WHAT NEEDS TO BE DONE>
Reproduce each of the items below word for word, leaving out the pictures.

ENTRIES SHOWN>

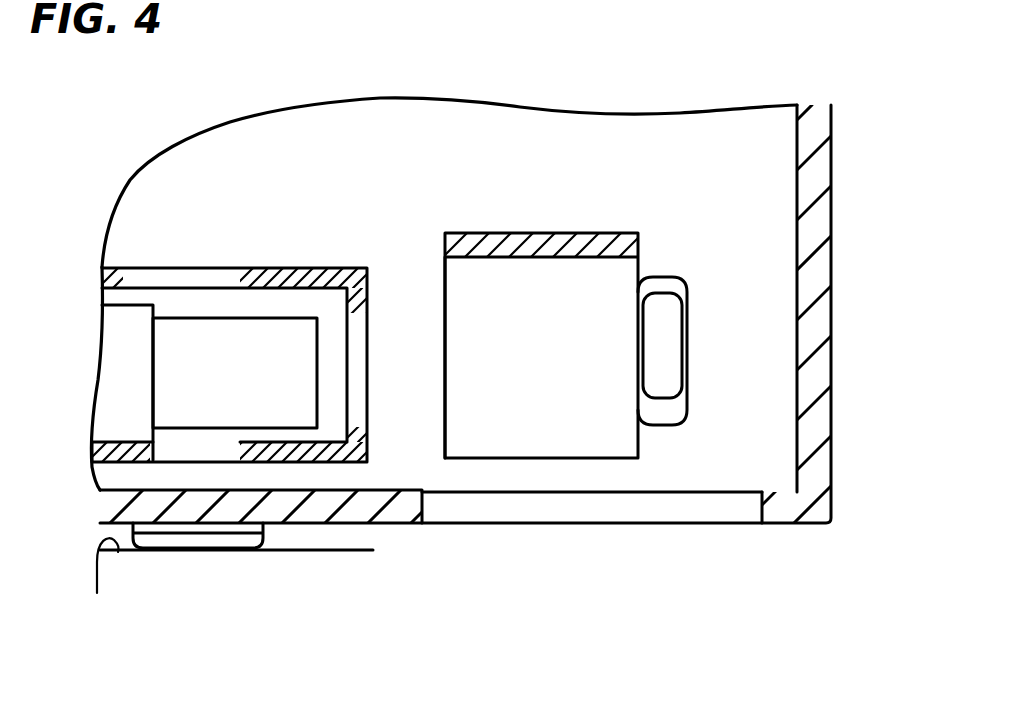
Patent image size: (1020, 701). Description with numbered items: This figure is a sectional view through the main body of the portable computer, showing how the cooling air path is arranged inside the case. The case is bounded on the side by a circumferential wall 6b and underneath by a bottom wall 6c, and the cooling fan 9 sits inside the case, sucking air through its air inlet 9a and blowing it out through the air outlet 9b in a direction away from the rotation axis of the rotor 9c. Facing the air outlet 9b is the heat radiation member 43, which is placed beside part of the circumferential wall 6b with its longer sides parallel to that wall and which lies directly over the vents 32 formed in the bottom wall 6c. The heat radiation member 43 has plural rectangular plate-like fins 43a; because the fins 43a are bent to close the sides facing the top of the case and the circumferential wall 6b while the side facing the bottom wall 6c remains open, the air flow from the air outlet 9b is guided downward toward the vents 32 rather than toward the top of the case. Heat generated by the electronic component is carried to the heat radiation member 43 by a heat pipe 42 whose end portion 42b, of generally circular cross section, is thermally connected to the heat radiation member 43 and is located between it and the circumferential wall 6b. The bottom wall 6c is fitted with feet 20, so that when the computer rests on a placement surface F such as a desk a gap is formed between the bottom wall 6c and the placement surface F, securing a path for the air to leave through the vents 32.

The circumferential wall 6b is at (822, 123).
The bottom wall 6c is at (153, 496).
The feet 20 is at (193, 542).
The vents 32 is at (500, 523).
The cooling fan 9 is at (310, 272).
The air inlet 9a is at (243, 278).
The air outlet 9b is at (357, 318).
The rotor 9c is at (112, 311).
The heat radiation member 43 is at (558, 238).
The fins 43a is at (452, 293).
The heat pipe 42 is at (682, 322).
The other end portion of heat pipe 42b is at (658, 278).
The placement surface F is at (102, 579).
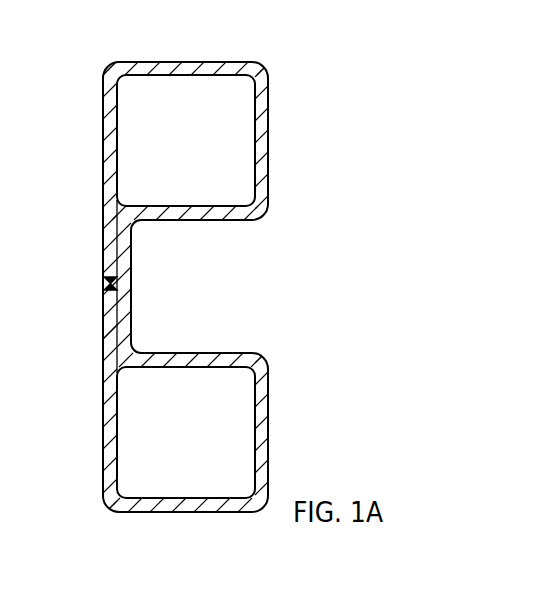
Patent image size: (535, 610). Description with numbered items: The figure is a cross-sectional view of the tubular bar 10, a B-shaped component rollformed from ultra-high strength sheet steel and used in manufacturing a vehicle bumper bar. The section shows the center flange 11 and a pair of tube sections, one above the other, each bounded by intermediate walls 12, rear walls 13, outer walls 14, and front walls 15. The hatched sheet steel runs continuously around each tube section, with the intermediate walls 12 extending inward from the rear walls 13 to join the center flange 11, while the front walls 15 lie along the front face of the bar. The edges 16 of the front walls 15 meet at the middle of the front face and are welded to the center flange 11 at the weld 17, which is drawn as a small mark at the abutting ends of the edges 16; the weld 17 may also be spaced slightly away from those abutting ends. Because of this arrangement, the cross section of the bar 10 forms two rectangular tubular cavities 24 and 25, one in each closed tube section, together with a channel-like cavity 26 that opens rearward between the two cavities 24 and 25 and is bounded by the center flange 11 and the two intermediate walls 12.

The tubular bar 10 is at (91, 45).
The center flange 11 is at (122, 275).
The intermediate walls 12 is at (203, 220).
The rear walls 13 is at (262, 113).
The outer walls 14 is at (210, 62).
The front walls 15 is at (103, 125).
The edges 16 is at (112, 262).
The weld 17 is at (107, 287).
The rectangular tubular cavity 24 is at (204, 443).
The rectangular tubular cavity 25 is at (205, 146).
The channel-like cavity 26 is at (193, 321).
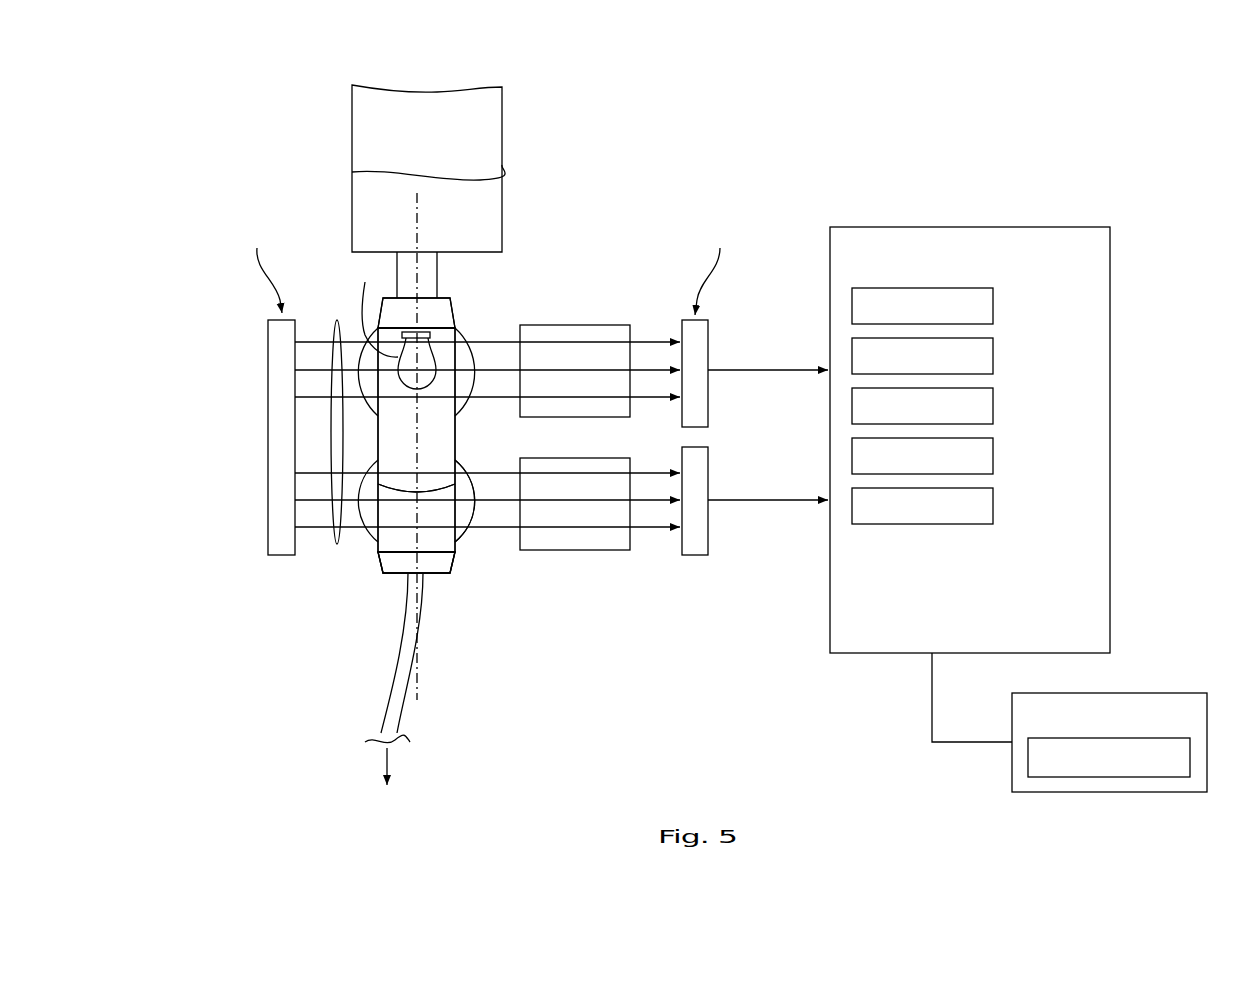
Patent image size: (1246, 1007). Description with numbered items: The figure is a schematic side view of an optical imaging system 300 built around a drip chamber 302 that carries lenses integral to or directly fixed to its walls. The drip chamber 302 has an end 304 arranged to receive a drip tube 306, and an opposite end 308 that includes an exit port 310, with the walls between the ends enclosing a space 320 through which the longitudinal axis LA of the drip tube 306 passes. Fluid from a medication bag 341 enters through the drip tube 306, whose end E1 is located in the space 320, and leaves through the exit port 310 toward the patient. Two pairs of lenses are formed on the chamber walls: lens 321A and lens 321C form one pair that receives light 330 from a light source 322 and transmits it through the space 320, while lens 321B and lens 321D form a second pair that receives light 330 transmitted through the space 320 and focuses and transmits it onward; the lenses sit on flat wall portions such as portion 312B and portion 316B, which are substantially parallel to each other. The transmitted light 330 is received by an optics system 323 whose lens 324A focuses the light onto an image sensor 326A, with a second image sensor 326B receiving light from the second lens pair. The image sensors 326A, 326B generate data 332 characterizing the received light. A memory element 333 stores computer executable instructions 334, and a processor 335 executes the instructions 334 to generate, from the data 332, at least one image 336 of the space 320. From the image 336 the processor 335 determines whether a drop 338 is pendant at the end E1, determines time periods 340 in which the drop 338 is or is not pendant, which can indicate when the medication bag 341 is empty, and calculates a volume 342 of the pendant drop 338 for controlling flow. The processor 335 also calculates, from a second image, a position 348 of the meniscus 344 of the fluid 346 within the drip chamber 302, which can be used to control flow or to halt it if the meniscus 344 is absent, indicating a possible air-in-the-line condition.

The optical imaging system 300 is at (675, 85).
The drip chamber 302 is at (350, 308).
The end 304 is at (458, 330).
The drip tube 306 is at (423, 328).
The end 308 is at (377, 532).
The exit port 310 is at (407, 578).
The portion of wall 312B is at (380, 487).
The portion of wall 316B is at (472, 512).
The space 320 is at (403, 417).
The lens 321A is at (368, 405).
The lens 321B is at (377, 562).
The lens 321C is at (475, 383).
The lens 321D is at (462, 540).
The light source 322 is at (268, 350).
The optics system 323 is at (712, 160).
The lens 324A is at (573, 325).
The image sensor 326A is at (708, 350).
The image sensor 326B is at (708, 478).
The light 330 is at (337, 318).
The data 332 is at (993, 306).
The memory element 333 is at (1125, 693).
The computer executable instructions 334 is at (1110, 792).
The processor 335 is at (966, 227).
The image 336 is at (993, 356).
The drop 338 is at (410, 377).
The time periods 340 is at (993, 406).
The medication bag 341 is at (507, 130).
The volume 342 is at (993, 456).
The meniscus 344 is at (445, 485).
The fluid 346 is at (397, 510).
The position 348 is at (993, 506).
The longitudinal axis LA is at (417, 221).
The end E1 is at (375, 308).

OUTPUT OF THE TASK>
Patent image size: (1020, 701). Description with numbered items: This figure is a sectional view through the main body of the portable computer, showing how the cooling air path is arranged inside the case. The case is bounded on the side by a circumferential wall 6b and underneath by a bottom wall 6c, and the cooling fan 9 sits inside the case, sucking air through its air inlet 9a and blowing it out through the air outlet 9b in a direction away from the rotation axis of the rotor 9c. Facing the air outlet 9b is the heat radiation member 43, which is placed beside part of the circumferential wall 6b with its longer sides parallel to that wall and which lies directly over the vents 32 formed in the bottom wall 6c. The heat radiation member 43 has plural rectangular plate-like fins 43a; because the fins 43a are bent to close the sides facing the top of the case and the circumferential wall 6b while the side facing the bottom wall 6c remains open, the air flow from the air outlet 9b is guided downward toward the vents 32 rather than toward the top of the case. Heat generated by the electronic component is carried to the heat radiation member 43 by a heat pipe 42 whose end portion 42b, of generally circular cross section, is thermally connected to the heat radiation member 43 and is located between it and the circumferential wall 6b. The bottom wall 6c is fitted with feet 20, so that when the computer rests on a placement surface F such as a desk a gap is formed between the bottom wall 6c and the placement surface F, securing a path for the air to leave through the vents 32.

The circumferential wall 6b is at (822, 123).
The bottom wall 6c is at (153, 496).
The feet 20 is at (193, 542).
The vents 32 is at (500, 523).
The cooling fan 9 is at (310, 272).
The air inlet 9a is at (243, 278).
The air outlet 9b is at (357, 318).
The rotor 9c is at (112, 311).
The heat radiation member 43 is at (558, 238).
The fins 43a is at (452, 293).
The heat pipe 42 is at (682, 322).
The other end portion of heat pipe 42b is at (658, 278).
The placement surface F is at (102, 579).
Patent image size: (535, 610). Description with numbered items: The figure is a cross-sectional view of the tubular bar 10, a B-shaped component rollformed from ultra-high strength sheet steel and used in manufacturing a vehicle bumper bar. The section shows the center flange 11 and a pair of tube sections, one above the other, each bounded by intermediate walls 12, rear walls 13, outer walls 14, and front walls 15. The hatched sheet steel runs continuously around each tube section, with the intermediate walls 12 extending inward from the rear walls 13 to join the center flange 11, while the front walls 15 lie along the front face of the bar. The edges 16 of the front walls 15 meet at the middle of the front face and are welded to the center flange 11 at the weld 17, which is drawn as a small mark at the abutting ends of the edges 16; the weld 17 may also be spaced slightly away from those abutting ends. Because of this arrangement, the cross section of the bar 10 forms two rectangular tubular cavities 24 and 25, one in each closed tube section, together with a channel-like cavity 26 that opens rearward between the two cavities 24 and 25 and is bounded by the center flange 11 and the two intermediate walls 12.

The tubular bar 10 is at (91, 45).
The center flange 11 is at (122, 275).
The intermediate walls 12 is at (203, 220).
The rear walls 13 is at (262, 113).
The outer walls 14 is at (210, 62).
The front walls 15 is at (103, 125).
The edges 16 is at (112, 262).
The weld 17 is at (107, 287).
The rectangular tubular cavity 24 is at (204, 443).
The rectangular tubular cavity 25 is at (205, 146).
The channel-like cavity 26 is at (193, 321).
Patent image size: (1246, 1007). Description with numbered items: The figure is a schematic side view of an optical imaging system 300 built around a drip chamber 302 that carries lenses integral to or directly fixed to its walls. The drip chamber 302 has an end 304 arranged to receive a drip tube 306, and an opposite end 308 that includes an exit port 310, with the walls between the ends enclosing a space 320 through which the longitudinal axis LA of the drip tube 306 passes. Fluid from a medication bag 341 enters through the drip tube 306, whose end E1 is located in the space 320, and leaves through the exit port 310 toward the patient. Two pairs of lenses are formed on the chamber walls: lens 321A and lens 321C form one pair that receives light 330 from a light source 322 and transmits it through the space 320, while lens 321B and lens 321D form a second pair that receives light 330 transmitted through the space 320 and focuses and transmits it onward; the lenses sit on flat wall portions such as portion 312B and portion 316B, which are substantially parallel to each other. The transmitted light 330 is received by an optics system 323 whose lens 324A focuses the light onto an image sensor 326A, with a second image sensor 326B receiving light from the second lens pair. The image sensors 326A, 326B generate data 332 characterizing the received light. A memory element 333 stores computer executable instructions 334, and a processor 335 executes the instructions 334 to generate, from the data 332, at least one image 336 of the space 320. From the image 336 the processor 335 determines whether a drop 338 is pendant at the end E1, determines time periods 340 in which the drop 338 is or is not pendant, which can indicate when the medication bag 341 is empty, and calculates a volume 342 of the pendant drop 338 for controlling flow. The processor 335 also calculates, from a second image, a position 348 of the meniscus 344 of the fluid 346 within the drip chamber 302, which can be used to control flow or to halt it if the meniscus 344 is absent, indicating a possible air-in-the-line condition.

The optical imaging system 300 is at (675, 85).
The drip chamber 302 is at (350, 308).
The end 304 is at (458, 330).
The drip tube 306 is at (423, 328).
The end 308 is at (377, 532).
The exit port 310 is at (407, 578).
The portion of wall 312B is at (380, 487).
The portion of wall 316B is at (472, 512).
The space 320 is at (403, 417).
The lens 321A is at (368, 405).
The lens 321B is at (377, 562).
The lens 321C is at (475, 383).
The lens 321D is at (462, 540).
The light source 322 is at (268, 350).
The optics system 323 is at (712, 160).
The lens 324A is at (573, 325).
The image sensor 326A is at (708, 350).
The image sensor 326B is at (708, 478).
The light 330 is at (337, 318).
The data 332 is at (993, 306).
The memory element 333 is at (1125, 693).
The computer executable instructions 334 is at (1110, 792).
The processor 335 is at (966, 227).
The image 336 is at (993, 356).
The drop 338 is at (410, 377).
The time periods 340 is at (993, 406).
The medication bag 341 is at (507, 130).
The volume 342 is at (993, 456).
The meniscus 344 is at (445, 485).
The fluid 346 is at (397, 510).
The position 348 is at (993, 506).
The longitudinal axis LA is at (417, 221).
The end E1 is at (375, 308).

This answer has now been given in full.